[ENUNCIADO A]:
Liste as quatro funções da pré-escola que o trecho apresenta, usando os nomes que ele dá a cada uma.
[ENUNCIADO B]:
Copie sem nenhuma alteração as linhas do material fornecido, da primeira até a que contém "Text: 2: 2 — [86, 66, 94, 79]", incluindo as duas. Não copie nada do trecho.
═════ TRECHO DO DOCUMENTO
O desenvolvimento cognitivo não está limitado ao contexto escolar, mas é nele, principalmente, que a criança entra em contato com o conhecimento sistematizado. Isto pode ter início na pré-escola, dependendo das funções que a ela sejam atribuídas.

Abramovay e Kramer (1985) discutem quatro funções da pré-escola, historicamente situadas. A "pré-escola guardiã", que cumpria exclusivamente a função de liberar as mães para o mercado de trabalho, atendendo apenas às necessidades de subsistência das crianças. A "pré-escola preparatória", que tinha por objetivo compensar as deficiências das crianças das classes populares, sua miséria, sua pobreza e a negligência de suas famílias, preparando-as para a alfabetização. A "pré-escola com objetivos em si mesma", que tinha por objetivo promover o desenvolvimento global e harmônico das crianças, mas que se isentava de estabelecer critérios mínimos de qualidade. E a "pré-escola com função pedagógica". Esta última concepção, defendida pelas autoras, considera que a pré-escola não visa, exclusivamente, à preparação para a alfabetização nos moldes tradicionais: ela "...toma a realidade e os conhecimentos infantis como ponto de partida e os amplia, através de atividades que têm um significado concreto para a vida das crianças e que, simultaneamente, asseguram a aquisição de novos conhecimentos" (p.35).
══════════
═════ MATERIAL FORNECIDO
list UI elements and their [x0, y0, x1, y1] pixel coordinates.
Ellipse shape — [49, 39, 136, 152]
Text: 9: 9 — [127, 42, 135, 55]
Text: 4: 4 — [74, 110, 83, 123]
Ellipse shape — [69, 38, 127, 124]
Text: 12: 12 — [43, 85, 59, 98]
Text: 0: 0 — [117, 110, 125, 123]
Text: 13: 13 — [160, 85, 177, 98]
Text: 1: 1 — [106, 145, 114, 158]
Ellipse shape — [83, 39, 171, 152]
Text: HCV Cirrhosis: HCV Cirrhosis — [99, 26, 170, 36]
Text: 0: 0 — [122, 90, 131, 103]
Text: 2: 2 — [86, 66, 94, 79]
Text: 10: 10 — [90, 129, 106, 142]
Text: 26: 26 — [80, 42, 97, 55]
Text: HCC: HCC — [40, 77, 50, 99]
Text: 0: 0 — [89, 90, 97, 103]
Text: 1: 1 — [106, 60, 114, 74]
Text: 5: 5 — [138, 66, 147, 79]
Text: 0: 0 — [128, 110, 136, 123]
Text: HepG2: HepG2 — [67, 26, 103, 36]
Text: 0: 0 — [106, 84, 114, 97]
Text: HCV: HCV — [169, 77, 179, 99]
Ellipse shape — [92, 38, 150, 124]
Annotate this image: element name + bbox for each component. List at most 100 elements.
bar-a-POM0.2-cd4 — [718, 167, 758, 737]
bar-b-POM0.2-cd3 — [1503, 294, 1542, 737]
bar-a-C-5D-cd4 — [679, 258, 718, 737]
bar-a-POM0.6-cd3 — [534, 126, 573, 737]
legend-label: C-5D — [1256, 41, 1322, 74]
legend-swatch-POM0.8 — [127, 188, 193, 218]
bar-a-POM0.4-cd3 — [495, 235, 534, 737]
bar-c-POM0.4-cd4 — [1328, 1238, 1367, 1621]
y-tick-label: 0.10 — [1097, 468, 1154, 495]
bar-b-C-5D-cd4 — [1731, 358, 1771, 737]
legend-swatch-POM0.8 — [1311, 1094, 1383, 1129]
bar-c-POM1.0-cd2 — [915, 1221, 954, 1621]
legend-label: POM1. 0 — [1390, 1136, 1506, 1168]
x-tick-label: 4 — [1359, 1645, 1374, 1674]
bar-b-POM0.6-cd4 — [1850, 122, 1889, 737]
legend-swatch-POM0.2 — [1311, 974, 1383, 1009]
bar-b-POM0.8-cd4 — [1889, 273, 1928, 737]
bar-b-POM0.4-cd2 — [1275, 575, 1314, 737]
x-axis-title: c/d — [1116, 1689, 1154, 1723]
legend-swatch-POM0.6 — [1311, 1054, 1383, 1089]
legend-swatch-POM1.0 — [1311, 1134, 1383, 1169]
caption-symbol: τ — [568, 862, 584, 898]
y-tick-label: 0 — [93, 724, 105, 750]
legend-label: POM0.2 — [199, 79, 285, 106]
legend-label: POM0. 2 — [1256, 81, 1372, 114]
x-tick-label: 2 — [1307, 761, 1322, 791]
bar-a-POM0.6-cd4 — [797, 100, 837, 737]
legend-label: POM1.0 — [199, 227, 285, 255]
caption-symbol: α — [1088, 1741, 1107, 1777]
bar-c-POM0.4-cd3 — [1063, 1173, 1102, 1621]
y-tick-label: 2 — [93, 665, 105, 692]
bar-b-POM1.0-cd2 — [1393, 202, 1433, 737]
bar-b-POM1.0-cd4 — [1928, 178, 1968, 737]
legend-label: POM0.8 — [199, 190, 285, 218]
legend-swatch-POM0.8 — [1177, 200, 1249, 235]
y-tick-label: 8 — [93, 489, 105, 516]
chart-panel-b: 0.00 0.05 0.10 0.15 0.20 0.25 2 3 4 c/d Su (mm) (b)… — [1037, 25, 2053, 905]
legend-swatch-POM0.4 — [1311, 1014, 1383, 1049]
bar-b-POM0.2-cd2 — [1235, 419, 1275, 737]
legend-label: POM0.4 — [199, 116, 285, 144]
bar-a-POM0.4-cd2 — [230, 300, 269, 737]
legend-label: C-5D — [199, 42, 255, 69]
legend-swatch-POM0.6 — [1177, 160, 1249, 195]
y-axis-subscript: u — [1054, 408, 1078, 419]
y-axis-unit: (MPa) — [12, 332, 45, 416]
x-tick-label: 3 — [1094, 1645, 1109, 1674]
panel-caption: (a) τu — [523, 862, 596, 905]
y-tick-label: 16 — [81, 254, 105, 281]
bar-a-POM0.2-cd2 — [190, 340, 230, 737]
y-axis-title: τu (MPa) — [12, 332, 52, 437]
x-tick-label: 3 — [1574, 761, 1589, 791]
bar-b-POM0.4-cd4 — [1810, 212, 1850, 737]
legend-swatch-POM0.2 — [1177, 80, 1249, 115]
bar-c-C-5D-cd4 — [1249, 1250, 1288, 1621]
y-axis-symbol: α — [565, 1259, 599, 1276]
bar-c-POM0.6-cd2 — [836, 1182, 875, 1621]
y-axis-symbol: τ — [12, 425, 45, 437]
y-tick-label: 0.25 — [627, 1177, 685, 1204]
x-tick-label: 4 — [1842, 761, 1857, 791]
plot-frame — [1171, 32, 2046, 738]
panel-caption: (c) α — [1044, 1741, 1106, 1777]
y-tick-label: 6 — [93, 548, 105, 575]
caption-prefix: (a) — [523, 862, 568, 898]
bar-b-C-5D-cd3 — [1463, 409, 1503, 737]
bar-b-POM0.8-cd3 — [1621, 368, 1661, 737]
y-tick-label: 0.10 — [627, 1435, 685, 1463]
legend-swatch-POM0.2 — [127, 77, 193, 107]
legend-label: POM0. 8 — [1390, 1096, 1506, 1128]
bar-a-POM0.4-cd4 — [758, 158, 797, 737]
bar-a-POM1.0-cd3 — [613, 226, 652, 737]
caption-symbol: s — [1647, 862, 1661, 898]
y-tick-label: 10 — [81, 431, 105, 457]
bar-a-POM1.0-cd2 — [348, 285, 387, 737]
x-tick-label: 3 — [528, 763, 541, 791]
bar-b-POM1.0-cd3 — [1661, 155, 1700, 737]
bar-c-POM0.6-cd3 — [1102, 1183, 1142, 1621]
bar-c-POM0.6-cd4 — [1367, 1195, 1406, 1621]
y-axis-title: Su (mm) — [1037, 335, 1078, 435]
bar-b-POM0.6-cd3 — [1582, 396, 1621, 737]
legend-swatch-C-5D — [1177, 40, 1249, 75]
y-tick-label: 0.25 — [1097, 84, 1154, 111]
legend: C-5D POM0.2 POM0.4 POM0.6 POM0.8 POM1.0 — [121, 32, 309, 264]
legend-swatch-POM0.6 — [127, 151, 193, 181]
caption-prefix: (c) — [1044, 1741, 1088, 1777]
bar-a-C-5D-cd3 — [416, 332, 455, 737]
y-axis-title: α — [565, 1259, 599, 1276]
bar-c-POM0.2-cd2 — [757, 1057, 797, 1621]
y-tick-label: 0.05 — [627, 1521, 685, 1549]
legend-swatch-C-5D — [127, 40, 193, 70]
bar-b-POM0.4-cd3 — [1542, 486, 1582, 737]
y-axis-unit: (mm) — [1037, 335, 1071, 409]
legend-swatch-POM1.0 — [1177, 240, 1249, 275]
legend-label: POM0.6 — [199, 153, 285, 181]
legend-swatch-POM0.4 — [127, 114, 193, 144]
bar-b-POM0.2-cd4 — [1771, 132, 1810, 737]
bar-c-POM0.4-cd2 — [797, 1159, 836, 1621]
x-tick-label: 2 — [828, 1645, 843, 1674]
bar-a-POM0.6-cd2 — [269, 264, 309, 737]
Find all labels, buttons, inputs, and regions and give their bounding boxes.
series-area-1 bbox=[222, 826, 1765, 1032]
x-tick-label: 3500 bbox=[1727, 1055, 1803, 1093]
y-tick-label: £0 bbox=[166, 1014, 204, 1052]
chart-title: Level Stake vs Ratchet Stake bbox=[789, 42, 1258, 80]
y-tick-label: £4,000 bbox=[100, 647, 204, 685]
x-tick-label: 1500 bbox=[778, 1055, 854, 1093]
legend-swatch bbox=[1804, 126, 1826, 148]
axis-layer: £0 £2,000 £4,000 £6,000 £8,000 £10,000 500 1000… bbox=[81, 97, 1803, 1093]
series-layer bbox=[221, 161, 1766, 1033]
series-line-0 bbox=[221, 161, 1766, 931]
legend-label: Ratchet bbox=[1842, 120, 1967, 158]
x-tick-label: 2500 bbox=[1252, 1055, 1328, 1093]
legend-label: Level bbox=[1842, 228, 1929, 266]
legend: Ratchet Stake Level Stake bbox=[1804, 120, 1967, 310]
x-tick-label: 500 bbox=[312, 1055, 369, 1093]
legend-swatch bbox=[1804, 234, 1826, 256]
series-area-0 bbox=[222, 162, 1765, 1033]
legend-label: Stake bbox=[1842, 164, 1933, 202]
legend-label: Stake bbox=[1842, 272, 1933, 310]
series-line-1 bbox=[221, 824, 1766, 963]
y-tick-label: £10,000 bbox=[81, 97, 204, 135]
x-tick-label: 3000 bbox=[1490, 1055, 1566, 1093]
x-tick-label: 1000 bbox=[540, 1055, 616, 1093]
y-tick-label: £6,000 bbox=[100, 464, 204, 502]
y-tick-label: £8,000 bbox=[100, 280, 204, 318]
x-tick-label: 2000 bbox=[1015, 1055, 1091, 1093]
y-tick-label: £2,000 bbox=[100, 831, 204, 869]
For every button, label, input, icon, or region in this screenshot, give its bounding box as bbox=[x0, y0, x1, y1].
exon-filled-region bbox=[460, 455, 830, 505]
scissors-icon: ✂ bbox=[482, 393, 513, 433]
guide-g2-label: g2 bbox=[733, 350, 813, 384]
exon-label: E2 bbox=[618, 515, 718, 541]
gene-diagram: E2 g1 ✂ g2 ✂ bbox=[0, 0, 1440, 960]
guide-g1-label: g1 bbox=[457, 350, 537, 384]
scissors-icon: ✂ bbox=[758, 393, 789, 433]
══════════
[RESPOSTA A]:
- "pré-escola guardiã"
- "pré-escola preparatória"
- "pré-escola com objetivos em si mesma"
- "pré-escola com função pedagógica"

[RESPOSTA B]:
list UI elements and their [x0, y0, x1, y1] pixel coordinates.
Ellipse shape — [49, 39, 136, 152]
Text: 9: 9 — [127, 42, 135, 55]
Text: 4: 4 — [74, 110, 83, 123]
Ellipse shape — [69, 38, 127, 124]
Text: 12: 12 — [43, 85, 59, 98]
Text: 0: 0 — [117, 110, 125, 123]
Text: 13: 13 — [160, 85, 177, 98]
Text: 1: 1 — [106, 145, 114, 158]
Ellipse shape — [83, 39, 171, 152]
Text: HCV Cirrhosis: HCV Cirrhosis — [99, 26, 170, 36]
Text: 0: 0 — [122, 90, 131, 103]
Text: 2: 2 — [86, 66, 94, 79]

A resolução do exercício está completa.